## Provided data
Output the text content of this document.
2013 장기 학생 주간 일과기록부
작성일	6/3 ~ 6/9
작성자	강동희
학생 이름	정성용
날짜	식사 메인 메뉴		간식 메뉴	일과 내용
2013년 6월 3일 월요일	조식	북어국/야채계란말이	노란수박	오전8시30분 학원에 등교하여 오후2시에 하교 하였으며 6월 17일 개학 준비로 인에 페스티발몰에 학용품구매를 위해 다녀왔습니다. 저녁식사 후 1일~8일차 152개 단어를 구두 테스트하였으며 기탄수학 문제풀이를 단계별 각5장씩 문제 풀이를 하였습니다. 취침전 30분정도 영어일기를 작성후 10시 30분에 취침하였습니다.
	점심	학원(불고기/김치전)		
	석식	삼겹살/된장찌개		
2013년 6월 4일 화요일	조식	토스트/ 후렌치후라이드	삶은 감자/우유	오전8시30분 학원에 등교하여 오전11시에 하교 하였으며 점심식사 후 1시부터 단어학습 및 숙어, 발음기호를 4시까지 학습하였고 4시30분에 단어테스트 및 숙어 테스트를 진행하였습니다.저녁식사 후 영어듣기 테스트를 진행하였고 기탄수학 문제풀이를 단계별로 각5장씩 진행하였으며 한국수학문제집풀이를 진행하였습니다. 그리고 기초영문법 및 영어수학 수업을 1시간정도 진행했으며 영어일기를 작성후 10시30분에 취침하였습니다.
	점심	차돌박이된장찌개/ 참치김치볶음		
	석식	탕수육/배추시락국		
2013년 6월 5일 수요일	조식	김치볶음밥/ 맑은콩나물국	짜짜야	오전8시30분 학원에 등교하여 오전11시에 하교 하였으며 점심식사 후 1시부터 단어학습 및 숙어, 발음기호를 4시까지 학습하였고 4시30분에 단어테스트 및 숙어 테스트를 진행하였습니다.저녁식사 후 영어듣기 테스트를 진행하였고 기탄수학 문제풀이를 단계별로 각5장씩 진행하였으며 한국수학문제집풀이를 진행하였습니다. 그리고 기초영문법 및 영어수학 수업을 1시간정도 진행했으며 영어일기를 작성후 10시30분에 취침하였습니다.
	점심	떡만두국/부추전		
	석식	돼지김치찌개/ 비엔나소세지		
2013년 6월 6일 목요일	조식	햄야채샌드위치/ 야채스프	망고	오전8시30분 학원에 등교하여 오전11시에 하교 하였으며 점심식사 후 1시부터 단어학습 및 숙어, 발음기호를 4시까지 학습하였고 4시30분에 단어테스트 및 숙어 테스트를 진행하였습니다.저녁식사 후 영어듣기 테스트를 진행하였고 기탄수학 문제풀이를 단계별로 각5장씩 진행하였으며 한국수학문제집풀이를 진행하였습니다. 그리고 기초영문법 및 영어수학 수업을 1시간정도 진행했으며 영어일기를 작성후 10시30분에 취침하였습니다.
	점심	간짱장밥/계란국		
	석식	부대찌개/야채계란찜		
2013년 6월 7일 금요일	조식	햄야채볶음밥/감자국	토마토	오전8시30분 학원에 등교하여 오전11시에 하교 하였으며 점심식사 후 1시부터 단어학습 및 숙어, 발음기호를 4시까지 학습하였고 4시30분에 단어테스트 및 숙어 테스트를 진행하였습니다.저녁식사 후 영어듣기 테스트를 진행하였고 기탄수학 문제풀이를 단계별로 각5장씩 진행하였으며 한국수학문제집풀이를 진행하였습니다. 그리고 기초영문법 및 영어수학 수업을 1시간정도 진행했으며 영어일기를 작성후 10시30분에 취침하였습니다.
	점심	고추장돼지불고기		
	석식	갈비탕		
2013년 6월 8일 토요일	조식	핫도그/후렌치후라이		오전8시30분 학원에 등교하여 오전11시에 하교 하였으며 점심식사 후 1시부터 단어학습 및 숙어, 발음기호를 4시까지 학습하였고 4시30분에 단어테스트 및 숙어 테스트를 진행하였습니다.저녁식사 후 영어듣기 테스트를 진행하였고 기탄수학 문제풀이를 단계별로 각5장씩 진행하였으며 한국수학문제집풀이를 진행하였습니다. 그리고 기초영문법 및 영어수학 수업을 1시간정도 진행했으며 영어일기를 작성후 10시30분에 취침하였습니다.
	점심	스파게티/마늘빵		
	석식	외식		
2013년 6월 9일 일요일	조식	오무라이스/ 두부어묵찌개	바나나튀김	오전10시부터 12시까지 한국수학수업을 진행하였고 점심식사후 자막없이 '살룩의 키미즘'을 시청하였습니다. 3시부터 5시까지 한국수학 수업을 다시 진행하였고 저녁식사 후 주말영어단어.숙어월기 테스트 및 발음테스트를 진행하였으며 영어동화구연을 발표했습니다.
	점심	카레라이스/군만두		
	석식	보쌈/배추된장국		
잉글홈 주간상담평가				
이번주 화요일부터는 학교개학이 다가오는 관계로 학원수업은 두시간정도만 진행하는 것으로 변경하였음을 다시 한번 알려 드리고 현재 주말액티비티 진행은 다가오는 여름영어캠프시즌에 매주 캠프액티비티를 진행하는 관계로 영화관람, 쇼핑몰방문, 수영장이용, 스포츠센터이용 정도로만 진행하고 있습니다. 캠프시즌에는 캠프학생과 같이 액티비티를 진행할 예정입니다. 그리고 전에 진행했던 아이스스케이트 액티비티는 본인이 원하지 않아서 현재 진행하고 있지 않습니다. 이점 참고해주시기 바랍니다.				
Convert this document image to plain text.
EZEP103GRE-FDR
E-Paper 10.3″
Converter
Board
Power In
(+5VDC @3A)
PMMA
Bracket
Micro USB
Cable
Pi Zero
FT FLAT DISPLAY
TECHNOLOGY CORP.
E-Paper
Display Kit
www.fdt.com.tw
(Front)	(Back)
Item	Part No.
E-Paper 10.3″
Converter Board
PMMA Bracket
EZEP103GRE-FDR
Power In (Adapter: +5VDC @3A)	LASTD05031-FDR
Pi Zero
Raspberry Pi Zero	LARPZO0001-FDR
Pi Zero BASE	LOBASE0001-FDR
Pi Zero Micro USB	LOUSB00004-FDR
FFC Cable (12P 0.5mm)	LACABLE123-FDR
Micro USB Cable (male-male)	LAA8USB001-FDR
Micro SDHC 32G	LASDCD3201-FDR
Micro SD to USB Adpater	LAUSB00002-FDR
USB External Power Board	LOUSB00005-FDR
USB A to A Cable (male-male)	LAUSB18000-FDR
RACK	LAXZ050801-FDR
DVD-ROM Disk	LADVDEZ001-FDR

## Task to carry out
Write out every entry again, keeping each line exactly the same.

## Final result
Output the text content of this document.
2013 장기 학생 주간 일과기록부
작성일	6/3 ~ 6/9
작성자	강동희
학생 이름	정성용
날짜	식사 메인 메뉴		간식 메뉴	일과 내용
2013년 6월 3일 월요일	조식	북어국/야채계란말이	노란수박	오전8시30분 학원에 등교하여 오후2시에 하교 하였으며 6월 17일 개학 준비로 인에 페스티발몰에 학용품구매를 위해 다녀왔습니다. 저녁식사 후 1일~8일차 152개 단어를 구두 테스트하였으며 기탄수학 문제풀이를 단계별 각5장씩 문제 풀이를 하였습니다. 취침전 30분정도 영어일기를 작성후 10시 30분에 취침하였습니다.
	점심	학원(불고기/김치전)		
	석식	삼겹살/된장찌개		
2013년 6월 4일 화요일	조식	토스트/ 후렌치후라이드	삶은 감자/우유	오전8시30분 학원에 등교하여 오전11시에 하교 하였으며 점심식사 후 1시부터 단어학습 및 숙어, 발음기호를 4시까지 학습하였고 4시30분에 단어테스트 및 숙어 테스트를 진행하였습니다.저녁식사 후 영어듣기 테스트를 진행하였고 기탄수학 문제풀이를 단계별로 각5장씩 진행하였으며 한국수학문제집풀이를 진행하였습니다. 그리고 기초영문법 및 영어수학 수업을 1시간정도 진행했으며 영어일기를 작성후 10시30분에 취침하였습니다.
	점심	차돌박이된장찌개/ 참치김치볶음		
	석식	탕수육/배추시락국		
2013년 6월 5일 수요일	조식	김치볶음밥/ 맑은콩나물국	짜짜야	오전8시30분 학원에 등교하여 오전11시에 하교 하였으며 점심식사 후 1시부터 단어학습 및 숙어, 발음기호를 4시까지 학습하였고 4시30분에 단어테스트 및 숙어 테스트를 진행하였습니다.저녁식사 후 영어듣기 테스트를 진행하였고 기탄수학 문제풀이를 단계별로 각5장씩 진행하였으며 한국수학문제집풀이를 진행하였습니다. 그리고 기초영문법 및 영어수학 수업을 1시간정도 진행했으며 영어일기를 작성후 10시30분에 취침하였습니다.
	점심	떡만두국/부추전		
	석식	돼지김치찌개/ 비엔나소세지		
2013년 6월 6일 목요일	조식	햄야채샌드위치/ 야채스프	망고	오전8시30분 학원에 등교하여 오전11시에 하교 하였으며 점심식사 후 1시부터 단어학습 및 숙어, 발음기호를 4시까지 학습하였고 4시30분에 단어테스트 및 숙어 테스트를 진행하였습니다.저녁식사 후 영어듣기 테스트를 진행하였고 기탄수학 문제풀이를 단계별로 각5장씩 진행하였으며 한국수학문제집풀이를 진행하였습니다. 그리고 기초영문법 및 영어수학 수업을 1시간정도 진행했으며 영어일기를 작성후 10시30분에 취침하였습니다.
	점심	간짱장밥/계란국		
	석식	부대찌개/야채계란찜		
2013년 6월 7일 금요일	조식	햄야채볶음밥/감자국	토마토	오전8시30분 학원에 등교하여 오전11시에 하교 하였으며 점심식사 후 1시부터 단어학습 및 숙어, 발음기호를 4시까지 학습하였고 4시30분에 단어테스트 및 숙어 테스트를 진행하였습니다.저녁식사 후 영어듣기 테스트를 진행하였고 기탄수학 문제풀이를 단계별로 각5장씩 진행하였으며 한국수학문제집풀이를 진행하였습니다. 그리고 기초영문법 및 영어수학 수업을 1시간정도 진행했으며 영어일기를 작성후 10시30분에 취침하였습니다.
	점심	고추장돼지불고기		
	석식	갈비탕		
2013년 6월 8일 토요일	조식	핫도그/후렌치후라이		오전8시30분 학원에 등교하여 오전11시에 하교 하였으며 점심식사 후 1시부터 단어학습 및 숙어, 발음기호를 4시까지 학습하였고 4시30분에 단어테스트 및 숙어 테스트를 진행하였습니다.저녁식사 후 영어듣기 테스트를 진행하였고 기탄수학 문제풀이를 단계별로 각5장씩 진행하였으며 한국수학문제집풀이를 진행하였습니다. 그리고 기초영문법 및 영어수학 수업을 1시간정도 진행했으며 영어일기를 작성후 10시30분에 취침하였습니다.
	점심	스파게티/마늘빵		
	석식	외식		
2013년 6월 9일 일요일	조식	오무라이스/ 두부어묵찌개	바나나튀김	오전10시부터 12시까지 한국수학수업을 진행하였고 점심식사후 자막없이 '살룩의 키미즘'을 시청하였습니다. 3시부터 5시까지 한국수학 수업을 다시 진행하였고 저녁식사 후 주말영어단어.숙어월기 테스트 및 발음테스트를 진행하였으며 영어동화구연을 발표했습니다.
	점심	카레라이스/군만두		
	석식	보쌈/배추된장국		
잉글홈 주간상담평가				
이번주 화요일부터는 학교개학이 다가오는 관계로 학원수업은 두시간정도만 진행하는 것으로 변경하였음을 다시 한번 알려 드리고 현재 주말액티비티 진행은 다가오는 여름영어캠프시즌에 매주 캠프액티비티를 진행하는 관계로 영화관람, 쇼핑몰방문, 수영장이용, 스포츠센터이용 정도로만 진행하고 있습니다. 캠프시즌에는 캠프학생과 같이 액티비티를 진행할 예정입니다. 그리고 전에 진행했던 아이스스케이트 액티비티는 본인이 원하지 않아서 현재 진행하고 있지 않습니다. 이점 참고해주시기 바랍니다.				
Convert this document image to plain text.
EZEP103GRE-FDR
E-Paper 10.3″
Converter
Board
Power In
(+5VDC @3A)
PMMA
Bracket
Micro USB
Cable
Pi Zero
FT FLAT DISPLAY
TECHNOLOGY CORP.
E-Paper
Display Kit
www.fdt.com.tw
(Front)	(Back)
Item	Part No.
E-Paper 10.3″
Converter Board
PMMA Bracket
EZEP103GRE-FDR
Power In (Adapter: +5VDC @3A)	LASTD05031-FDR
Pi Zero
Raspberry Pi Zero	LARPZO0001-FDR
Pi Zero BASE	LOBASE0001-FDR
Pi Zero Micro USB	LOUSB00004-FDR
FFC Cable (12P 0.5mm)	LACABLE123-FDR
Micro USB Cable (male-male)	LAA8USB001-FDR
Micro SDHC 32G	LASDCD3201-FDR
Micro SD to USB Adpater	LAUSB00002-FDR
USB External Power Board	LOUSB00005-FDR
USB A to A Cable (male-male)	LAUSB18000-FDR
RACK	LAXZ050801-FDR
DVD-ROM Disk	LADVDEZ001-FDR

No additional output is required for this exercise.